Using the material that follows, identify and copy each line with the string "xlabel".

------------------------------------------------

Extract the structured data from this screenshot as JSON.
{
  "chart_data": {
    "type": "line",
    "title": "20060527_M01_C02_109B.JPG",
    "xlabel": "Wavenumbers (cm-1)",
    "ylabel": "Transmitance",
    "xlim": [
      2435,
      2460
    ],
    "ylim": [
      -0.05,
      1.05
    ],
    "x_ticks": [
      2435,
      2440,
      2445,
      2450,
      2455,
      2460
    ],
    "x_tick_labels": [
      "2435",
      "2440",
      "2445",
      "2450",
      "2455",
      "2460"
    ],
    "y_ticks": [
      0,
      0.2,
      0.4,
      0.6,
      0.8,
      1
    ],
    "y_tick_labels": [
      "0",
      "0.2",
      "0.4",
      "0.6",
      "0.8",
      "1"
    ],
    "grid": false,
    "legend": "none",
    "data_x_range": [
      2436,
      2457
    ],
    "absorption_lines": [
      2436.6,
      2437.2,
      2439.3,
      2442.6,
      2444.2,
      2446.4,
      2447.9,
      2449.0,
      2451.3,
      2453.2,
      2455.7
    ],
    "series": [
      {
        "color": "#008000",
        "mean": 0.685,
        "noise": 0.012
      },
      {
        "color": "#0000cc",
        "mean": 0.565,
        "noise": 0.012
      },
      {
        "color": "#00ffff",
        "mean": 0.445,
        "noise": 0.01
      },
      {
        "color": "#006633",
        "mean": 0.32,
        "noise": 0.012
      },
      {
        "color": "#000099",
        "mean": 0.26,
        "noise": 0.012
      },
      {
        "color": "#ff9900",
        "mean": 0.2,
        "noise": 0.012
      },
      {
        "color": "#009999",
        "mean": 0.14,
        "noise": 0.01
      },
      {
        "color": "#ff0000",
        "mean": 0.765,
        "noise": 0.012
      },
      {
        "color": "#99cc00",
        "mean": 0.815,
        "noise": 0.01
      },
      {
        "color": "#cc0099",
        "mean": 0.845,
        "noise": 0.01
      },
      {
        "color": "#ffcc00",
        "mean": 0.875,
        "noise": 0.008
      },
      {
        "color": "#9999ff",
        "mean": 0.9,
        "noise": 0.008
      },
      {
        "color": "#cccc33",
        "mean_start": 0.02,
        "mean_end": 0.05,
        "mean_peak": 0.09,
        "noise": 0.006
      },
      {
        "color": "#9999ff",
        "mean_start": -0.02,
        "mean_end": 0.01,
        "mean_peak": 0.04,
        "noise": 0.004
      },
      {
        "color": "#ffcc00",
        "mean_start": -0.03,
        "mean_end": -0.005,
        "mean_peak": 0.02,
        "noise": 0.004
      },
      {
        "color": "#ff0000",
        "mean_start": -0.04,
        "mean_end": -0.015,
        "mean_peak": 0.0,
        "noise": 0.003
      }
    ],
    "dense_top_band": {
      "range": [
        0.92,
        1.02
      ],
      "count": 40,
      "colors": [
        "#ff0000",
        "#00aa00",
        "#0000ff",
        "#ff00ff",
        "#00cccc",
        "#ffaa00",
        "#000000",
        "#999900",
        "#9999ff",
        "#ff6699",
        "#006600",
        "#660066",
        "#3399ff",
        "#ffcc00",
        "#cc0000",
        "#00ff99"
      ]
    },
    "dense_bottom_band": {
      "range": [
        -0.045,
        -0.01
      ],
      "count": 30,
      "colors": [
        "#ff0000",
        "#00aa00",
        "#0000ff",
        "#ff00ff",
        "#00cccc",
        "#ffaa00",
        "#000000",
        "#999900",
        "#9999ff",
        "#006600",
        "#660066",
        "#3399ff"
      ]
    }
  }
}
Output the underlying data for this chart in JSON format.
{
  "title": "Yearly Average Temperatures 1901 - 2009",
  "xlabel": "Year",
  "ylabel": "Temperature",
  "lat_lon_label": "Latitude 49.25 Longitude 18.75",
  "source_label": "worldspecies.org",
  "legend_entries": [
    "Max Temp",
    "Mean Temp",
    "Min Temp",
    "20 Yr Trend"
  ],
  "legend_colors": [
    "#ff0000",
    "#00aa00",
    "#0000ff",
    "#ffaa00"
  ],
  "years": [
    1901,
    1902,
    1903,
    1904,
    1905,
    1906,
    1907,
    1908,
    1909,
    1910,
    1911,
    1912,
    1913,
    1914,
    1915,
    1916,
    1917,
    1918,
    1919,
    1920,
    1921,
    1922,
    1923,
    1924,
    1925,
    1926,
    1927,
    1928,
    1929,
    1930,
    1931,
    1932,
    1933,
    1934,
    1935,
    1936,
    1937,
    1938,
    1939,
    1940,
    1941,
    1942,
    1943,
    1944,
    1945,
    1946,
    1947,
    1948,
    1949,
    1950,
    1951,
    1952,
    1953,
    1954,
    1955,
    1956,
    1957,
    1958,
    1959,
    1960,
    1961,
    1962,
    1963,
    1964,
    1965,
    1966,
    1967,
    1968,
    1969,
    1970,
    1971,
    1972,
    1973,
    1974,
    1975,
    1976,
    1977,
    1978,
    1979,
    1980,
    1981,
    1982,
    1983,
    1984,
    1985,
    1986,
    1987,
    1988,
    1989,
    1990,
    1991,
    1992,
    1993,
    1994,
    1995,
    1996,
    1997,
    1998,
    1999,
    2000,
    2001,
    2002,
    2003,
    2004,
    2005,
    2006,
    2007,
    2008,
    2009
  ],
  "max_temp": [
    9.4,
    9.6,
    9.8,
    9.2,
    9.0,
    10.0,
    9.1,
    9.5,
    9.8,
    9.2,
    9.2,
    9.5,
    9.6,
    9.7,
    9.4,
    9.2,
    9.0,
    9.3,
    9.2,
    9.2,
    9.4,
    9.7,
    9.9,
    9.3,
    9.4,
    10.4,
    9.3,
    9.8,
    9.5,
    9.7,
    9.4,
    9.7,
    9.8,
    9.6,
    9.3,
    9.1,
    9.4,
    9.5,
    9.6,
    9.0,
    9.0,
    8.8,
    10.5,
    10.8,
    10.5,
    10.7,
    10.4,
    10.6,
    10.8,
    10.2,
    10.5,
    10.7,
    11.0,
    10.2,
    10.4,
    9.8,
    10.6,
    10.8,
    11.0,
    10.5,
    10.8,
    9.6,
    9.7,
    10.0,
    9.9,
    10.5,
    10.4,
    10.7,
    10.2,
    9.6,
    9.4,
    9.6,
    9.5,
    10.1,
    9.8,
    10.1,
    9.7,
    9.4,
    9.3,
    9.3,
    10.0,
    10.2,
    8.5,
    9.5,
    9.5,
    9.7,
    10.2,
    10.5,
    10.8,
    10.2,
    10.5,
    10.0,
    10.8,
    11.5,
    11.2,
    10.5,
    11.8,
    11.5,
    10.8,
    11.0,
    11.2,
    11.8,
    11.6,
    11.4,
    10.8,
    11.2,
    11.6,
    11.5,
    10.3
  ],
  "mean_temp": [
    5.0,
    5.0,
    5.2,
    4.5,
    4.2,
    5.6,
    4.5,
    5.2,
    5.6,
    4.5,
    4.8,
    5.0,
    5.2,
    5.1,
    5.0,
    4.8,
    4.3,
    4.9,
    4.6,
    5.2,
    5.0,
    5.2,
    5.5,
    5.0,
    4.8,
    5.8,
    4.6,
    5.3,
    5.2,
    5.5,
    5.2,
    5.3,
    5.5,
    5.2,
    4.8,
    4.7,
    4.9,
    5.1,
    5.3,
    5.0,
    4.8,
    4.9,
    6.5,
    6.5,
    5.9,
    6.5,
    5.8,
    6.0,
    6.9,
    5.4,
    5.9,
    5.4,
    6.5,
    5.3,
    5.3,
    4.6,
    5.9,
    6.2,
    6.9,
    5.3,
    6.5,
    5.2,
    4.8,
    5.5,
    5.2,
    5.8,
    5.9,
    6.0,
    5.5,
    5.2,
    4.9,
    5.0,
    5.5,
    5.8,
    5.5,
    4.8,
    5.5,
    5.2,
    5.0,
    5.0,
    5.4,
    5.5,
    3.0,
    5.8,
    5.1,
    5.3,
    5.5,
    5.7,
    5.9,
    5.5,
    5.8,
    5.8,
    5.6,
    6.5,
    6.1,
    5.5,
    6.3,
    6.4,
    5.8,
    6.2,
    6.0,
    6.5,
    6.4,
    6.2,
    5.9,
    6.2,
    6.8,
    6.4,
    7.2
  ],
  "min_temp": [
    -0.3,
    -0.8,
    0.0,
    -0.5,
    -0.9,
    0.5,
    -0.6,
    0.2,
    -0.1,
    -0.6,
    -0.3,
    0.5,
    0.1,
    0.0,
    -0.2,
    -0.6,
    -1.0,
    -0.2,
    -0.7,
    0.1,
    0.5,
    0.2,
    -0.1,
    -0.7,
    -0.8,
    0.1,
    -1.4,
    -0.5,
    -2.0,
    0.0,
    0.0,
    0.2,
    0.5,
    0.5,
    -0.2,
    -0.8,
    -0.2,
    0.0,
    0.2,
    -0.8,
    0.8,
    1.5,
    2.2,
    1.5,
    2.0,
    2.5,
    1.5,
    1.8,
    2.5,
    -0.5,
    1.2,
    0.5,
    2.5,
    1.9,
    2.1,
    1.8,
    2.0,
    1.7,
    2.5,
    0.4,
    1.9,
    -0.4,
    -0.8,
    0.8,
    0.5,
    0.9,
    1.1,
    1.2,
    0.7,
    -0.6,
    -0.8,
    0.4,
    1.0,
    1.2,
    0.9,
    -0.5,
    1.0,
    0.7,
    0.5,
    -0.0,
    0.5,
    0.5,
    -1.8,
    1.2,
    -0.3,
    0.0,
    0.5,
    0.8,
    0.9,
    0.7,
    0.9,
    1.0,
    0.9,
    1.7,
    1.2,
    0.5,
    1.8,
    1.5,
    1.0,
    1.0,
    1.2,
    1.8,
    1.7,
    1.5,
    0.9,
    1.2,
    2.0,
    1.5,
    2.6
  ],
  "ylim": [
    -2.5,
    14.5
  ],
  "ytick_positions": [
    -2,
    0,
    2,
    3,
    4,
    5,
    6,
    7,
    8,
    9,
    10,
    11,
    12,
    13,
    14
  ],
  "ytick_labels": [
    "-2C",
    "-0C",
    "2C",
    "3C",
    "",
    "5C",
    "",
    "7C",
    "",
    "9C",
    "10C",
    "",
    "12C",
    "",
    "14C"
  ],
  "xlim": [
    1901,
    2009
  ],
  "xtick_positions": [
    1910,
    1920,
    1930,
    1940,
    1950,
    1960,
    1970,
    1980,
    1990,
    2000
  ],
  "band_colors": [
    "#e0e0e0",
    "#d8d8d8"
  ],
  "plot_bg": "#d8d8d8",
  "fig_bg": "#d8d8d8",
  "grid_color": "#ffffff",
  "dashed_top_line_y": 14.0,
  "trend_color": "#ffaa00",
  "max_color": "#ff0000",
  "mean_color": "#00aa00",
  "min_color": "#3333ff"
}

------------------------------------------------

▸ Written solution:
    "xlabel": "Wavenumbers (cm-1)",
  "xlabel": "Year",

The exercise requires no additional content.